Copy everything in the data below exactly except the pictures.
┄┄┄┄┄┄┄┄┄┄
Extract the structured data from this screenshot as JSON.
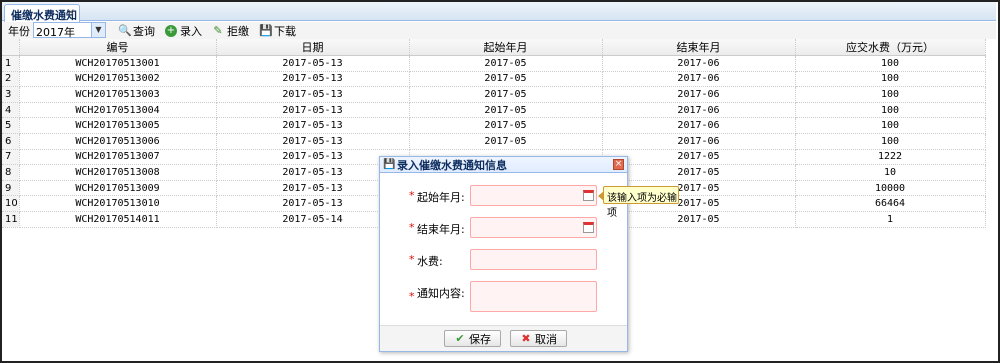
{
  "tab": {
    "title": "催缴水费通知",
    "close": "×"
  },
  "toolbar": {
    "year_label": "年份",
    "year_value": "2017年",
    "query_label": "查询",
    "add_label": "录入",
    "reject_label": "拒缴",
    "download_label": "下载"
  },
  "table": {
    "columns": [
      "编号",
      "日期",
      "起始年月",
      "结束年月",
      "应交水费（万元）"
    ],
    "rows": [
      {
        "n": "1",
        "id": "WCH20170513001",
        "date": "2017-05-13",
        "start": "2017-05",
        "end": "2017-06",
        "fee": "100"
      },
      {
        "n": "2",
        "id": "WCH20170513002",
        "date": "2017-05-13",
        "start": "2017-05",
        "end": "2017-06",
        "fee": "100"
      },
      {
        "n": "3",
        "id": "WCH20170513003",
        "date": "2017-05-13",
        "start": "2017-05",
        "end": "2017-06",
        "fee": "100"
      },
      {
        "n": "4",
        "id": "WCH20170513004",
        "date": "2017-05-13",
        "start": "2017-05",
        "end": "2017-06",
        "fee": "100"
      },
      {
        "n": "5",
        "id": "WCH20170513005",
        "date": "2017-05-13",
        "start": "2017-05",
        "end": "2017-06",
        "fee": "100"
      },
      {
        "n": "6",
        "id": "WCH20170513006",
        "date": "2017-05-13",
        "start": "2017-05",
        "end": "2017-06",
        "fee": "100"
      },
      {
        "n": "7",
        "id": "WCH20170513007",
        "date": "2017-05-13",
        "start": "",
        "end": "2017-05",
        "fee": "1222"
      },
      {
        "n": "8",
        "id": "WCH20170513008",
        "date": "2017-05-13",
        "start": "",
        "end": "2017-05",
        "fee": "10"
      },
      {
        "n": "9",
        "id": "WCH20170513009",
        "date": "2017-05-13",
        "start": "",
        "end": "2017-05",
        "fee": "10000"
      },
      {
        "n": "10",
        "id": "WCH20170513010",
        "date": "2017-05-13",
        "start": "",
        "end": "2017-05",
        "fee": "66464"
      },
      {
        "n": "11",
        "id": "WCH20170514011",
        "date": "2017-05-14",
        "start": "",
        "end": "2017-05",
        "fee": "1"
      }
    ]
  },
  "dialog": {
    "title": "录入催缴水费通知信息",
    "required_mark": "*",
    "start_label": "起始年月:",
    "end_label": "结束年月:",
    "fee_label": "水费:",
    "content_label": "通知内容:",
    "tooltip": "该输入项为必输项",
    "save_label": "保存",
    "cancel_label": "取消"
  },
  "colors": {
    "border": "#95b8e7",
    "required": "#ee0000",
    "invalid_bg": "#fff3f3",
    "tooltip_bg": "#ffffcc"
  }
}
┄┄┄┄┄┄┄┄┄┄
The output
Extract the structured data from this screenshot as JSON.
{
  "tab": {
    "title": "催缴水费通知",
    "close": "×"
  },
  "toolbar": {
    "year_label": "年份",
    "year_value": "2017年",
    "query_label": "查询",
    "add_label": "录入",
    "reject_label": "拒缴",
    "download_label": "下载"
  },
  "table": {
    "columns": [
      "编号",
      "日期",
      "起始年月",
      "结束年月",
      "应交水费（万元）"
    ],
    "rows": [
      {
        "n": "1",
        "id": "WCH20170513001",
        "date": "2017-05-13",
        "start": "2017-05",
        "end": "2017-06",
        "fee": "100"
      },
      {
        "n": "2",
        "id": "WCH20170513002",
        "date": "2017-05-13",
        "start": "2017-05",
        "end": "2017-06",
        "fee": "100"
      },
      {
        "n": "3",
        "id": "WCH20170513003",
        "date": "2017-05-13",
        "start": "2017-05",
        "end": "2017-06",
        "fee": "100"
      },
      {
        "n": "4",
        "id": "WCH20170513004",
        "date": "2017-05-13",
        "start": "2017-05",
        "end": "2017-06",
        "fee": "100"
      },
      {
        "n": "5",
        "id": "WCH20170513005",
        "date": "2017-05-13",
        "start": "2017-05",
        "end": "2017-06",
        "fee": "100"
      },
      {
        "n": "6",
        "id": "WCH20170513006",
        "date": "2017-05-13",
        "start": "2017-05",
        "end": "2017-06",
        "fee": "100"
      },
      {
        "n": "7",
        "id": "WCH20170513007",
        "date": "2017-05-13",
        "start": "",
        "end": "2017-05",
        "fee": "1222"
      },
      {
        "n": "8",
        "id": "WCH20170513008",
        "date": "2017-05-13",
        "start": "",
        "end": "2017-05",
        "fee": "10"
      },
      {
        "n": "9",
        "id": "WCH20170513009",
        "date": "2017-05-13",
        "start": "",
        "end": "2017-05",
        "fee": "10000"
      },
      {
        "n": "10",
        "id": "WCH20170513010",
        "date": "2017-05-13",
        "start": "",
        "end": "2017-05",
        "fee": "66464"
      },
      {
        "n": "11",
        "id": "WCH20170514011",
        "date": "2017-05-14",
        "start": "",
        "end": "2017-05",
        "fee": "1"
      }
    ]
  },
  "dialog": {
    "title": "录入催缴水费通知信息",
    "required_mark": "*",
    "start_label": "起始年月:",
    "end_label": "结束年月:",
    "fee_label": "水费:",
    "content_label": "通知内容:",
    "tooltip": "该输入项为必输项",
    "save_label": "保存",
    "cancel_label": "取消"
  },
  "colors": {
    "border": "#95b8e7",
    "required": "#ee0000",
    "invalid_bg": "#fff3f3",
    "tooltip_bg": "#ffffcc"
  }
}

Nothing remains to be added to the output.